> _Instructions to follow_: Search the material below for the word "running". Copy every line that has it.

Data extracted from a collection
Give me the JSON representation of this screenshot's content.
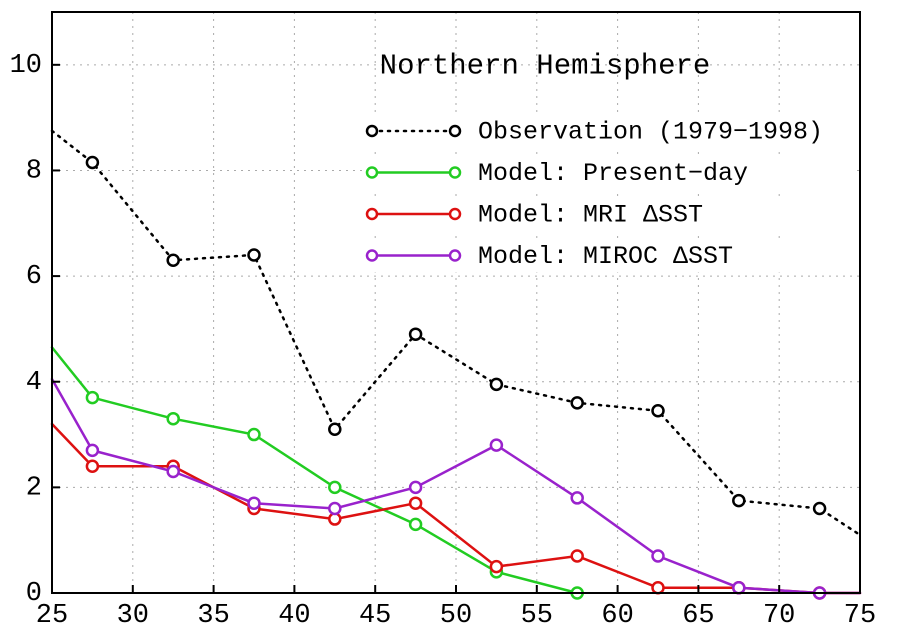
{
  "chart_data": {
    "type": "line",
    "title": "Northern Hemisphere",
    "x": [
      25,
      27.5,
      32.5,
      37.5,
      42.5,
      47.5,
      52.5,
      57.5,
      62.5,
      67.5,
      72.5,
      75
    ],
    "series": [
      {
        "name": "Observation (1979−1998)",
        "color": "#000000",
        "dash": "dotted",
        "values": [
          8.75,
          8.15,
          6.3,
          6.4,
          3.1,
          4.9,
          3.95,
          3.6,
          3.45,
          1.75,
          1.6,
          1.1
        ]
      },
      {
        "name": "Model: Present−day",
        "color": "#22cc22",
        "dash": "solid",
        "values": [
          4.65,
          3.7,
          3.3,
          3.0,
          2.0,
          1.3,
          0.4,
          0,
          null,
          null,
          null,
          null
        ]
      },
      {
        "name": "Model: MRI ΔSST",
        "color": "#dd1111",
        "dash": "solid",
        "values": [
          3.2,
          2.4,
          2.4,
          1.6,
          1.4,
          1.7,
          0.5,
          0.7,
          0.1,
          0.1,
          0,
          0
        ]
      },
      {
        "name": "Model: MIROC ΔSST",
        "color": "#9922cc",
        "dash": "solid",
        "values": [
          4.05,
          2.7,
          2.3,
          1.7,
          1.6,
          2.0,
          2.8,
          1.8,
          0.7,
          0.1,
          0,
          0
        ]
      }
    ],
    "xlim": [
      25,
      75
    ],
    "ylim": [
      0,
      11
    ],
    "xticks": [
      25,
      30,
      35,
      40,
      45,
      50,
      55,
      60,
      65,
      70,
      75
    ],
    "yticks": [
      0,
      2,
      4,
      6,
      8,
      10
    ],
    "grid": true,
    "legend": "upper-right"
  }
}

---

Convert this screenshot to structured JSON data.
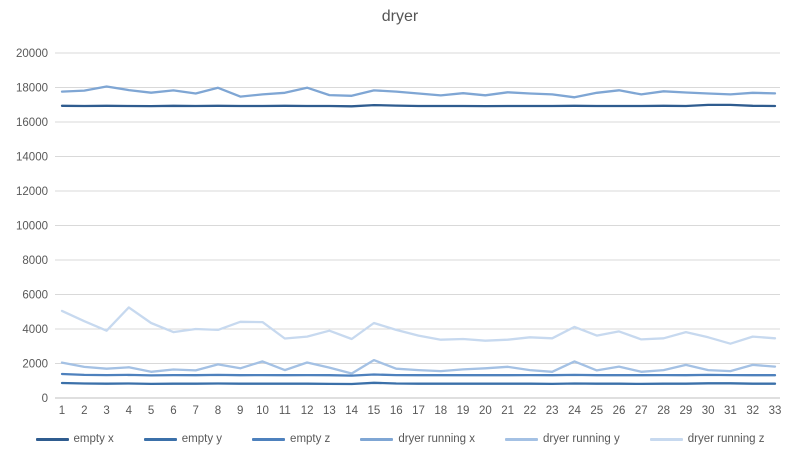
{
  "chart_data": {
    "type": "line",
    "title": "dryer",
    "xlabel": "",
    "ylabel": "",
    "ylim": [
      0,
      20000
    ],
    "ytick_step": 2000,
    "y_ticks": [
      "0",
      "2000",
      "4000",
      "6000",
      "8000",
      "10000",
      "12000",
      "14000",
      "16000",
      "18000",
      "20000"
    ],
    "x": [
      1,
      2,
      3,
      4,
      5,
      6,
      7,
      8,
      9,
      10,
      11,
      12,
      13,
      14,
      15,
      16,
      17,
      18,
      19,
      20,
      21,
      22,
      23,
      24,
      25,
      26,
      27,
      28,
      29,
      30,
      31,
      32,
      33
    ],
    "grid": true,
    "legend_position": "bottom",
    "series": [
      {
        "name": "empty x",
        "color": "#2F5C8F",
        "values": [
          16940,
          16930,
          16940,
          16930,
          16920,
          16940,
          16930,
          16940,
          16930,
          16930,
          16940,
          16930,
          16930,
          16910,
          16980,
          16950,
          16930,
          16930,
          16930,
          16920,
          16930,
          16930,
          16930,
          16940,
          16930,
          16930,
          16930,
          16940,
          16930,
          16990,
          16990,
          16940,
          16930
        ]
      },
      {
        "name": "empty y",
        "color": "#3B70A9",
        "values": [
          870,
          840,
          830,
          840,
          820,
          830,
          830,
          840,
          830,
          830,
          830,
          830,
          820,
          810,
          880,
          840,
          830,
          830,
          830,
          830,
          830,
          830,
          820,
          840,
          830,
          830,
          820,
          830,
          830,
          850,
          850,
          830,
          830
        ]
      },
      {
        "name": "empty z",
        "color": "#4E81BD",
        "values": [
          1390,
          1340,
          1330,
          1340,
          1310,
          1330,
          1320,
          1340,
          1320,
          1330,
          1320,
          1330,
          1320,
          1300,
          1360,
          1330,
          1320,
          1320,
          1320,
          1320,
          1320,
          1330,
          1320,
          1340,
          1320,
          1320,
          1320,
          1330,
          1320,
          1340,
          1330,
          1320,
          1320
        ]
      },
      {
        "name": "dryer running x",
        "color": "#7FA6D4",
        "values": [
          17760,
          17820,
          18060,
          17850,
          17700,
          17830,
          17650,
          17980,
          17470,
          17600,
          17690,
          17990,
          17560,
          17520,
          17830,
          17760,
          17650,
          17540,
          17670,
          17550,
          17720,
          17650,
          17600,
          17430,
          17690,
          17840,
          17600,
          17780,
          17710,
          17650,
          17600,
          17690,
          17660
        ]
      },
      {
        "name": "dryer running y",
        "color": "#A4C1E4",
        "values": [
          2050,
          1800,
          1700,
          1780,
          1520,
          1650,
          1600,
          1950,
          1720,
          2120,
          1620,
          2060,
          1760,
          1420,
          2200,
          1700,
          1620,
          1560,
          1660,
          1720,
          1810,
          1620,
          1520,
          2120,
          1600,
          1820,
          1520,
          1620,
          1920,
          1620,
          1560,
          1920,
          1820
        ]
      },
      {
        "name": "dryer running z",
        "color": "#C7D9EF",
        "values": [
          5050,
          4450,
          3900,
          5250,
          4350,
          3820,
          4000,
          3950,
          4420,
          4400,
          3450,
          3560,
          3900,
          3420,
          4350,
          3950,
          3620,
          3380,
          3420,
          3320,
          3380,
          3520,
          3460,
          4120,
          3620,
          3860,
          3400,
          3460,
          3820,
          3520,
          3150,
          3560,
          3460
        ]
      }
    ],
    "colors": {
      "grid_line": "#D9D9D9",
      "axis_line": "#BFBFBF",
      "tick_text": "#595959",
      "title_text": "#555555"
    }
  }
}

> _Result below_:
        "name": "dryer running x",
        "name": "dryer running y",
        "name": "dryer running z",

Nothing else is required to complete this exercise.